What you have to do =>
Rewrite the rows from the first line through the line with "divider (514, 92, 1019, 93)", replacing "interactable" with "tappable" and leaving everything else unchanged.

Material supplied =>
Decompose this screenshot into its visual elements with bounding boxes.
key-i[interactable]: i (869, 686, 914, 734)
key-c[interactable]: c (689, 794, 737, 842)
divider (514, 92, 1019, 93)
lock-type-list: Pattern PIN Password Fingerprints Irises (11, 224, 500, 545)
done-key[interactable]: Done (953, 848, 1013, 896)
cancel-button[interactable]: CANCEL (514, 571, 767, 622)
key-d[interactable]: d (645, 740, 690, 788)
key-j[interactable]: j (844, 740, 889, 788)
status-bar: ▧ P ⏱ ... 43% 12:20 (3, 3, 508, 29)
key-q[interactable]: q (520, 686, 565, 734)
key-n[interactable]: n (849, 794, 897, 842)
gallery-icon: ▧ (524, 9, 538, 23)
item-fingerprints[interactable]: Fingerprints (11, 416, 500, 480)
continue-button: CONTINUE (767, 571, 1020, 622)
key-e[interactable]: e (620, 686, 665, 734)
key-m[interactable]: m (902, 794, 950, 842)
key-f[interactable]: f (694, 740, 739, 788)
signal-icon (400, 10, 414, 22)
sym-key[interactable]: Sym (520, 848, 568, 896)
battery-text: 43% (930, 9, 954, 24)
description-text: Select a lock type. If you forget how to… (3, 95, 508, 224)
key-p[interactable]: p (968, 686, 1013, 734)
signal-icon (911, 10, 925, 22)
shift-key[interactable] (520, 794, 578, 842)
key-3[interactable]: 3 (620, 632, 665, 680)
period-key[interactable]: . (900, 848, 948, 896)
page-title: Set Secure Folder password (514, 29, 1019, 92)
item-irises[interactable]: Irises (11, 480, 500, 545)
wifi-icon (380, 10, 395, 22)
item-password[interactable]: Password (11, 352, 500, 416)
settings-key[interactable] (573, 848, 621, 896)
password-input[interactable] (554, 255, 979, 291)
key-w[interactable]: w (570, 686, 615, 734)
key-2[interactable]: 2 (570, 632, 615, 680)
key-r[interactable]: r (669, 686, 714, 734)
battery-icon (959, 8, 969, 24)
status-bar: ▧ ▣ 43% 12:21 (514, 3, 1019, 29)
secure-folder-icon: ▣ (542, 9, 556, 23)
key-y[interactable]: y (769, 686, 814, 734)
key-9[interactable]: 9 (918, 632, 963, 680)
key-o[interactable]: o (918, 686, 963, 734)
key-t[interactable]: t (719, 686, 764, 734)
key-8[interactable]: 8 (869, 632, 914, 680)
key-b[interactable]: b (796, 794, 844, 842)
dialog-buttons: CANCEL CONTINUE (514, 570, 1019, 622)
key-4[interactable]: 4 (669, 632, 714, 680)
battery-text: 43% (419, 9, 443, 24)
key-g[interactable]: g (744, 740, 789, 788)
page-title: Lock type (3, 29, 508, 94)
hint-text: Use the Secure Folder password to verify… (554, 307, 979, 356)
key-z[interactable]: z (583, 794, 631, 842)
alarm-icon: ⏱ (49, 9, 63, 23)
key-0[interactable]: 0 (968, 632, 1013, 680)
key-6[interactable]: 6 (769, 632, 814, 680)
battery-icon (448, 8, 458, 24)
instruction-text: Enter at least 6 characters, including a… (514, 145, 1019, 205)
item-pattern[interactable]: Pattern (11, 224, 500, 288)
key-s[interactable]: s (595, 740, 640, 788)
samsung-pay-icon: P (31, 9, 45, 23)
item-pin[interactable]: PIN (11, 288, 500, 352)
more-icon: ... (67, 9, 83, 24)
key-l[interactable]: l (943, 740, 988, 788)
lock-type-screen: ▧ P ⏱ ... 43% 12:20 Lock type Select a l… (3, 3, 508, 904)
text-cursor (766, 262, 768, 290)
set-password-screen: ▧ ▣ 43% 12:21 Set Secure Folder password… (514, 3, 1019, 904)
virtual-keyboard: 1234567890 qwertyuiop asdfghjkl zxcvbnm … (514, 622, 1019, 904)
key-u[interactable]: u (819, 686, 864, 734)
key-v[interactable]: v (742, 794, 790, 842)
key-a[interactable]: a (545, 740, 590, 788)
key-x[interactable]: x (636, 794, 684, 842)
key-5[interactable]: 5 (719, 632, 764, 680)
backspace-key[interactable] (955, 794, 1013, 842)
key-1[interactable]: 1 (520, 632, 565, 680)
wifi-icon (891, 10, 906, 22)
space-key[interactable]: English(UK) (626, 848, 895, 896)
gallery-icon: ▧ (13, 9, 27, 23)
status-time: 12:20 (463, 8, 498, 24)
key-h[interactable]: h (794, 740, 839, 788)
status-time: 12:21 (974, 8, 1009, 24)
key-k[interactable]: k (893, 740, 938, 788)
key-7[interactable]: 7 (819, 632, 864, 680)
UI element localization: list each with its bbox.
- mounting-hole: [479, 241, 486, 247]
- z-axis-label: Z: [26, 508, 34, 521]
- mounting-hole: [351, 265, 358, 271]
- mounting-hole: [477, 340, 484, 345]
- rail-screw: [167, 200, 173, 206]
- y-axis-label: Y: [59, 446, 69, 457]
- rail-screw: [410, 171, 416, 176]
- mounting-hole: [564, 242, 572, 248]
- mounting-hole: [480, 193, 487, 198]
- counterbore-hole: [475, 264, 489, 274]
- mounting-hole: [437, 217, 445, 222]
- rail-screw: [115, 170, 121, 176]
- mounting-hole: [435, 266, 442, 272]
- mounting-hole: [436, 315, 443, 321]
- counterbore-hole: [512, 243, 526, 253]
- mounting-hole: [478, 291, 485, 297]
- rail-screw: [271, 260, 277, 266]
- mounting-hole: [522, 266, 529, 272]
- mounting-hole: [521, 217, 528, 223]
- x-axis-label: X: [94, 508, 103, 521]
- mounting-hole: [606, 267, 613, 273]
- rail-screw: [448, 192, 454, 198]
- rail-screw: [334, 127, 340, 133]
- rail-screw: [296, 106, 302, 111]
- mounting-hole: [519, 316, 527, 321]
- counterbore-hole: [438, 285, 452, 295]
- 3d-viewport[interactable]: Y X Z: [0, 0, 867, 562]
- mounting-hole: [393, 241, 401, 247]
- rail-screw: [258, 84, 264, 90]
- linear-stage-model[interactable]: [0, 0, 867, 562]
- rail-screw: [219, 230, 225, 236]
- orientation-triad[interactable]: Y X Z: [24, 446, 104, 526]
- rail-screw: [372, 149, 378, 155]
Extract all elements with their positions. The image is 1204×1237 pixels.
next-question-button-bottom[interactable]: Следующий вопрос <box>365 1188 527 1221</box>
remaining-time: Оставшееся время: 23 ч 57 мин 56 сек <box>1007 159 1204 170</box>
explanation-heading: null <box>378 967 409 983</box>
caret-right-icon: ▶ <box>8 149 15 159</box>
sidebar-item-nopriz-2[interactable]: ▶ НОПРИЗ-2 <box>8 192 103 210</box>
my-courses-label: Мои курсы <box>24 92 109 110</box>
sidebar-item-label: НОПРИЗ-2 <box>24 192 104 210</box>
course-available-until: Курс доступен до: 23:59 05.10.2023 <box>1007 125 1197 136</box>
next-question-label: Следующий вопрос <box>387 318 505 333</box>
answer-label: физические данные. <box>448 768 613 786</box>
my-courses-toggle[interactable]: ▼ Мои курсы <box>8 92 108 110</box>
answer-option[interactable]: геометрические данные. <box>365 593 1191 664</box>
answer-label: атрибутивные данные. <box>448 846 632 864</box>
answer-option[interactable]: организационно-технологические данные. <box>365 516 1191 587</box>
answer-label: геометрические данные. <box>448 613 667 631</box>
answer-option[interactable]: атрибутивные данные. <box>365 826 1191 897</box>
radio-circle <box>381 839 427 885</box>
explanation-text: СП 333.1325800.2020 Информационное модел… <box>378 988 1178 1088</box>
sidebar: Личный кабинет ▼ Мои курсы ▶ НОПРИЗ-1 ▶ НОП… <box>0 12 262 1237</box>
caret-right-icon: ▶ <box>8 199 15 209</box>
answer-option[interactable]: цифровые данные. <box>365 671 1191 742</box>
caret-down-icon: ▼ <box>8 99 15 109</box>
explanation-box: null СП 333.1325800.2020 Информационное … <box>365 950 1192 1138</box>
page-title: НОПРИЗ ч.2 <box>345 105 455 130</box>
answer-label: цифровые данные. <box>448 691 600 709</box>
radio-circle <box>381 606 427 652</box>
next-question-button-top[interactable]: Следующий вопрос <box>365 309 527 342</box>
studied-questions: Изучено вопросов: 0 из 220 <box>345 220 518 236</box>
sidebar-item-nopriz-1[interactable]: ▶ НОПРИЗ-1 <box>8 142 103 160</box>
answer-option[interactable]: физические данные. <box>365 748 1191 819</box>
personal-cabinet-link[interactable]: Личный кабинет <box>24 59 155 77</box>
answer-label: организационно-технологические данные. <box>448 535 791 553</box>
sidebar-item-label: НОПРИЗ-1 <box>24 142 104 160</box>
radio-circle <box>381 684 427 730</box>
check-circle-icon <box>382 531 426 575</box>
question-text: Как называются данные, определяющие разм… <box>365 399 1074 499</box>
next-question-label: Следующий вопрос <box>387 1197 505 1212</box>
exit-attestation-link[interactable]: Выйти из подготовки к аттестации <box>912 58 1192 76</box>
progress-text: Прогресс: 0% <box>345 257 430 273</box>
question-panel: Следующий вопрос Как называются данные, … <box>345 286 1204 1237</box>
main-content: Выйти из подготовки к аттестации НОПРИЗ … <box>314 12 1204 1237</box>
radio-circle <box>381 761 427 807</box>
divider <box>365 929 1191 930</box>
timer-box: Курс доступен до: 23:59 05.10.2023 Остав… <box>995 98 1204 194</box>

Full output =>
Decompose this screenshot into its visual elements with bounding boxes.
key-i[tappable]: i (869, 686, 914, 734)
key-c[tappable]: c (689, 794, 737, 842)
divider (514, 92, 1019, 93)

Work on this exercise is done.